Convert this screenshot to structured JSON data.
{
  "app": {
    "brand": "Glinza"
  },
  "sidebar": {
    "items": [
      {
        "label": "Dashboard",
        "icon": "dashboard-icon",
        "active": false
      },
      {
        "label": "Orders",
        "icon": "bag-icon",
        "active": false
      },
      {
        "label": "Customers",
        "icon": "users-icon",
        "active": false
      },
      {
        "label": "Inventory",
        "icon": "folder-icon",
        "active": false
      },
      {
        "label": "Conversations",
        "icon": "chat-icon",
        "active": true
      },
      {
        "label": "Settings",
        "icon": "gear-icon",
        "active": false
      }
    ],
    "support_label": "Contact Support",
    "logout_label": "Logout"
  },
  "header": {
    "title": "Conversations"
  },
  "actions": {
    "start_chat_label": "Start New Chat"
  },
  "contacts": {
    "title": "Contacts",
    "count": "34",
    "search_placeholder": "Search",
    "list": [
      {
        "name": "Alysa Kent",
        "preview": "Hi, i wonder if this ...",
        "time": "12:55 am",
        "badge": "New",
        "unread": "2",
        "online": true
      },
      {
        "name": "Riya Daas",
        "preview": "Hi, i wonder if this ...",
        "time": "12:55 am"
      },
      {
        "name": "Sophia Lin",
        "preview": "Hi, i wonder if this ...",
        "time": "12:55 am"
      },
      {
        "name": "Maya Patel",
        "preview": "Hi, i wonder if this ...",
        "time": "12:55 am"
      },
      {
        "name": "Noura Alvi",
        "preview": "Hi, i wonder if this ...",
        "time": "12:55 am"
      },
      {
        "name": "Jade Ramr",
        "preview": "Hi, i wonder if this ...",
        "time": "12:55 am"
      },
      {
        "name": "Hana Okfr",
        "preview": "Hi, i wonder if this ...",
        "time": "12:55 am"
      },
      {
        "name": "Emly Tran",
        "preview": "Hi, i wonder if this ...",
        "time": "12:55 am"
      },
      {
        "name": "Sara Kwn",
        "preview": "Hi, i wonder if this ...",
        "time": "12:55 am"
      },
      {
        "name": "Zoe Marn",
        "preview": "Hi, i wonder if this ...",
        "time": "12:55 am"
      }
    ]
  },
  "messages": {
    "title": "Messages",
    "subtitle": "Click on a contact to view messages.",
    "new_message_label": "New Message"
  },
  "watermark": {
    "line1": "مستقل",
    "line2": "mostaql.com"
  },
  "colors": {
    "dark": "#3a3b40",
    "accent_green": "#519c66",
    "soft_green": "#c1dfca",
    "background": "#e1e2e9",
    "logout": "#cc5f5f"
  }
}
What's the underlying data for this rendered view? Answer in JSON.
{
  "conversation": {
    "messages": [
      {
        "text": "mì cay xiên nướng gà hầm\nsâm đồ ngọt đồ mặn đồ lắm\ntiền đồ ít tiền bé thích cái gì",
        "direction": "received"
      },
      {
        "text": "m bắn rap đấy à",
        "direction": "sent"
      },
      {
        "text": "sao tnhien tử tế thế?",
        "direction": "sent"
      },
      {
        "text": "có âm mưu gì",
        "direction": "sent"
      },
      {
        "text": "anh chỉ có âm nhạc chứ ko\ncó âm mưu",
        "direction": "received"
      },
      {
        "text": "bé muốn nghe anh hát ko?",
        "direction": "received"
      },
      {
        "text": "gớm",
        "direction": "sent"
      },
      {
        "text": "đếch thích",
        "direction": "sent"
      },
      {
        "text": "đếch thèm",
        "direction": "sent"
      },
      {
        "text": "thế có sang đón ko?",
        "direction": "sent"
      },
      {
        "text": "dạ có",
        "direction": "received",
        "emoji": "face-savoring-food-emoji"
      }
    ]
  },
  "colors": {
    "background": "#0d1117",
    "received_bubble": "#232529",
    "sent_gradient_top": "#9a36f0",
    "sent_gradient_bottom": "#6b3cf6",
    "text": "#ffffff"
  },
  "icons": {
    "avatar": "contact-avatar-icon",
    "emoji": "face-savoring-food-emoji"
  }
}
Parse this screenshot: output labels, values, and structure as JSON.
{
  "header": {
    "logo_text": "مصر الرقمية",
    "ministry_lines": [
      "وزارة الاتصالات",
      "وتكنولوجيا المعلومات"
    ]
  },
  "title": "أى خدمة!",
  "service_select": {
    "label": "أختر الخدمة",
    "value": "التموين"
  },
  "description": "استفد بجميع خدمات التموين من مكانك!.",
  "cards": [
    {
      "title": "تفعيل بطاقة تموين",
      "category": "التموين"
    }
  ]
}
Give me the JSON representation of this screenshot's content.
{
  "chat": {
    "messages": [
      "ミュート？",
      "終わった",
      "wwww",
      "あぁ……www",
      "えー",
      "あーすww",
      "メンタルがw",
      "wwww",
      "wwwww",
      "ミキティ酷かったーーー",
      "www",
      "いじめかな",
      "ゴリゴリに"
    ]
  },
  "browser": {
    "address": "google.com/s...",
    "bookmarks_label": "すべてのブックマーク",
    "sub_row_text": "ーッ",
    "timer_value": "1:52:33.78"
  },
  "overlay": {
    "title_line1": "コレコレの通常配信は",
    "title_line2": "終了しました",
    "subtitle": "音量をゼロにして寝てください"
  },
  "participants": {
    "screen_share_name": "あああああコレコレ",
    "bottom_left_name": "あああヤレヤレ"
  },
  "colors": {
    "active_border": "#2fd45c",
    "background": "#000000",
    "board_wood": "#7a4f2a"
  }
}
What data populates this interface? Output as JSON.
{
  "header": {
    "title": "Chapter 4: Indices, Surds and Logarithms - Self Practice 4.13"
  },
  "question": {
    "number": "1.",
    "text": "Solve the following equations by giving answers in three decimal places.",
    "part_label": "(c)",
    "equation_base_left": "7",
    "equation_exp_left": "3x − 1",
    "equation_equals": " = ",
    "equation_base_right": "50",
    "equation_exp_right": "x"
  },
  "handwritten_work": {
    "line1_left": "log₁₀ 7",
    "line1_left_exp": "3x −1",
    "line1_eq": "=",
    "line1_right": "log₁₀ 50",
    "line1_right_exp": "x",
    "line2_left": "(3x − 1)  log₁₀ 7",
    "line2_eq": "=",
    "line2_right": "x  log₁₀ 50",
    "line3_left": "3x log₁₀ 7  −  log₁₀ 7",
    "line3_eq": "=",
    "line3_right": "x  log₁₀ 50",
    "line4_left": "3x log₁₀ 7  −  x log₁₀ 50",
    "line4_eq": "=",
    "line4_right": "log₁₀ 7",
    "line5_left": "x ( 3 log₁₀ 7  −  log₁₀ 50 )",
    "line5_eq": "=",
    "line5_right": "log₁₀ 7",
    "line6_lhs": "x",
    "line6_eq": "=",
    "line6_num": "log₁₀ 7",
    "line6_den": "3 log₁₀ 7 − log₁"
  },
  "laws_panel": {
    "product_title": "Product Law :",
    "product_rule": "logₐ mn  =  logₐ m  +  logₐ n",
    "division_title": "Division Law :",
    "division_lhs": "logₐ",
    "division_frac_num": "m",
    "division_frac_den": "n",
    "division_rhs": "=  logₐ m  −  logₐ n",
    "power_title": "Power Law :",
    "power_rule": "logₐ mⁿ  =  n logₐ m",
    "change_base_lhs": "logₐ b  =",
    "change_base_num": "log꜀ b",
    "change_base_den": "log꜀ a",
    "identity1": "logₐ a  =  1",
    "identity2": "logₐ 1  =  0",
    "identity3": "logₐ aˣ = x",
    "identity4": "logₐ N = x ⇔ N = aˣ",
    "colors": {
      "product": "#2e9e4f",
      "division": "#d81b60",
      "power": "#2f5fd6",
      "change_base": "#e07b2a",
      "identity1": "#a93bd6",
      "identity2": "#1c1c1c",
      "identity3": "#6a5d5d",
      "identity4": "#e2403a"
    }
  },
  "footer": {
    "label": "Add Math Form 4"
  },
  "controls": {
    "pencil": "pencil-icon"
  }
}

· · · · · · ·

§ Set exercise:
Gather each line from the listing above that holds "log₁₀".

§ The completed task:
    "line1_left": "log₁₀ 7",
    "line1_right": "log₁₀ 50",
    "line2_left": "(3x − 1)  log₁₀ 7",
    "line2_right": "x  log₁₀ 50",
    "line3_left": "3x log₁₀ 7  −  log₁₀ 7",
    "line3_right": "x  log₁₀ 50",
    "line4_left": "3x log₁₀ 7  −  x log₁₀ 50",
    "line4_right": "log₁₀ 7",
    "line5_left": "x ( 3 log₁₀ 7  −  log₁₀ 50 )",
    "line5_right": "log₁₀ 7",
    "line6_num": "log₁₀ 7",
    "line6_den": "3 log₁₀ 7 − log₁"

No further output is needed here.